● **Exercise task**: Retype the material below. Keep every word exactly as it is.

(Stored records)
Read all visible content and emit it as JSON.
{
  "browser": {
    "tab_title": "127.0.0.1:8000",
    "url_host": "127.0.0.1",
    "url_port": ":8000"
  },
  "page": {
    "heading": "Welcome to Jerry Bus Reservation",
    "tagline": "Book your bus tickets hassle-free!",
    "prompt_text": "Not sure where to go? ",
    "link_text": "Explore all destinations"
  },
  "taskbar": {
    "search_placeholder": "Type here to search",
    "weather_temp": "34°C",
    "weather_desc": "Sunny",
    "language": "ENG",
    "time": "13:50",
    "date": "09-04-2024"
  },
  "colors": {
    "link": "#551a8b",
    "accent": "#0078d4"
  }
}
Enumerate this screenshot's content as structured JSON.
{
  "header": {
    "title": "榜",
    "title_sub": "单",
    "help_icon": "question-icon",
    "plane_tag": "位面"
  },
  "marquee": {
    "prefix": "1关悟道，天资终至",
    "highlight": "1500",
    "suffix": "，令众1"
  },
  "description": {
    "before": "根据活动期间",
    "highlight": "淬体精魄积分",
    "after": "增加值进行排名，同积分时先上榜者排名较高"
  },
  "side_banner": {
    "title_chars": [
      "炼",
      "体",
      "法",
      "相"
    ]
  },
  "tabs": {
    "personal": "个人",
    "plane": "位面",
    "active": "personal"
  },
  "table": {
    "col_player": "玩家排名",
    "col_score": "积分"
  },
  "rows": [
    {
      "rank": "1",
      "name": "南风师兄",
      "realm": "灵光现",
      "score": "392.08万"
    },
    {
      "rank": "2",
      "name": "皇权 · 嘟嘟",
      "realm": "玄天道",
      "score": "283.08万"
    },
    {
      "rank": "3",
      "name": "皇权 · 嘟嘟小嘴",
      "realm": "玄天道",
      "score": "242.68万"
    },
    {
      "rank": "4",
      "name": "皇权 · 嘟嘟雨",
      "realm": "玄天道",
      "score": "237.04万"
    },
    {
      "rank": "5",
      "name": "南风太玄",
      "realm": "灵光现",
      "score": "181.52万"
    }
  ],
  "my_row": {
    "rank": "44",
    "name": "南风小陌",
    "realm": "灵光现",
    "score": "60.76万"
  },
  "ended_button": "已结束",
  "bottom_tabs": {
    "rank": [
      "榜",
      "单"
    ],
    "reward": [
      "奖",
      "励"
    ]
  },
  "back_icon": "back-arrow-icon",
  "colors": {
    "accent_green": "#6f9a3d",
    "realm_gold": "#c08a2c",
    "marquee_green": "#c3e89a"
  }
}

● **Answer**:
Read all visible content and emit it as JSON.
{
  "browser": {
    "tab_title": "127.0.0.1:8000",
    "url_host": "127.0.0.1",
    "url_port": ":8000"
  },
  "page": {
    "heading": "Welcome to Jerry Bus Reservation",
    "tagline": "Book your bus tickets hassle-free!",
    "prompt_text": "Not sure where to go? ",
    "link_text": "Explore all destinations"
  },
  "taskbar": {
    "search_placeholder": "Type here to search",
    "weather_temp": "34°C",
    "weather_desc": "Sunny",
    "language": "ENG",
    "time": "13:50",
    "date": "09-04-2024"
  },
  "colors": {
    "link": "#551a8b",
    "accent": "#0078d4"
  }
}
Enumerate this screenshot's content as structured JSON.
{
  "header": {
    "title": "榜",
    "title_sub": "单",
    "help_icon": "question-icon",
    "plane_tag": "位面"
  },
  "marquee": {
    "prefix": "1关悟道，天资终至",
    "highlight": "1500",
    "suffix": "，令众1"
  },
  "description": {
    "before": "根据活动期间",
    "highlight": "淬体精魄积分",
    "after": "增加值进行排名，同积分时先上榜者排名较高"
  },
  "side_banner": {
    "title_chars": [
      "炼",
      "体",
      "法",
      "相"
    ]
  },
  "tabs": {
    "personal": "个人",
    "plane": "位面",
    "active": "personal"
  },
  "table": {
    "col_player": "玩家排名",
    "col_score": "积分"
  },
  "rows": [
    {
      "rank": "1",
      "name": "南风师兄",
      "realm": "灵光现",
      "score": "392.08万"
    },
    {
      "rank": "2",
      "name": "皇权 · 嘟嘟",
      "realm": "玄天道",
      "score": "283.08万"
    },
    {
      "rank": "3",
      "name": "皇权 · 嘟嘟小嘴",
      "realm": "玄天道",
      "score": "242.68万"
    },
    {
      "rank": "4",
      "name": "皇权 · 嘟嘟雨",
      "realm": "玄天道",
      "score": "237.04万"
    },
    {
      "rank": "5",
      "name": "南风太玄",
      "realm": "灵光现",
      "score": "181.52万"
    }
  ],
  "my_row": {
    "rank": "44",
    "name": "南风小陌",
    "realm": "灵光现",
    "score": "60.76万"
  },
  "ended_button": "已结束",
  "bottom_tabs": {
    "rank": [
      "榜",
      "单"
    ],
    "reward": [
      "奖",
      "励"
    ]
  },
  "back_icon": "back-arrow-icon",
  "colors": {
    "accent_green": "#6f9a3d",
    "realm_gold": "#c08a2c",
    "marquee_green": "#c3e89a"
  }
}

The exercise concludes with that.